Return every line below as is, leaving out the pictures.

(Data records)
⁂

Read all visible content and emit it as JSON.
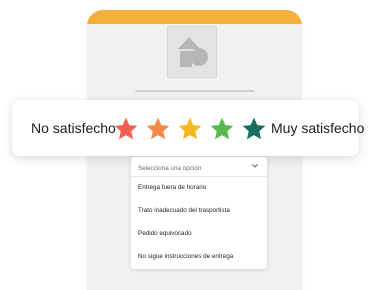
{
  "rating": {
    "left_label": "No satisfecho",
    "right_label": "Muy satisfecho",
    "stars": [
      {
        "color": "#f0614f"
      },
      {
        "color": "#f48a4a"
      },
      {
        "color": "#f6b81f"
      },
      {
        "color": "#59b94f"
      },
      {
        "color": "#176e62"
      }
    ]
  },
  "phone": {
    "accent_color": "#f3b13c",
    "image_icon": "image-placeholder-icon"
  },
  "dropdown": {
    "placeholder": "Selecciona una opción",
    "options": [
      "Entrega fuera de horario",
      "Trato inadecuado del trasportista",
      "Pedido equivocado",
      "No sigue instrucciones de entrega"
    ]
  }
}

⁂

**CORRECT ANSWER**:
Read all visible content and emit it as JSON.
{
  "rating": {
    "left_label": "No satisfecho",
    "right_label": "Muy satisfecho",
    "stars": [
      {
        "color": "#f0614f"
      },
      {
        "color": "#f48a4a"
      },
      {
        "color": "#f6b81f"
      },
      {
        "color": "#59b94f"
      },
      {
        "color": "#176e62"
      }
    ]
  },
  "phone": {
    "accent_color": "#f3b13c",
    "image_icon": "image-placeholder-icon"
  },
  "dropdown": {
    "placeholder": "Selecciona una opción",
    "options": [
      "Entrega fuera de horario",
      "Trato inadecuado del trasportista",
      "Pedido equivocado",
      "No sigue instrucciones de entrega"
    ]
  }
}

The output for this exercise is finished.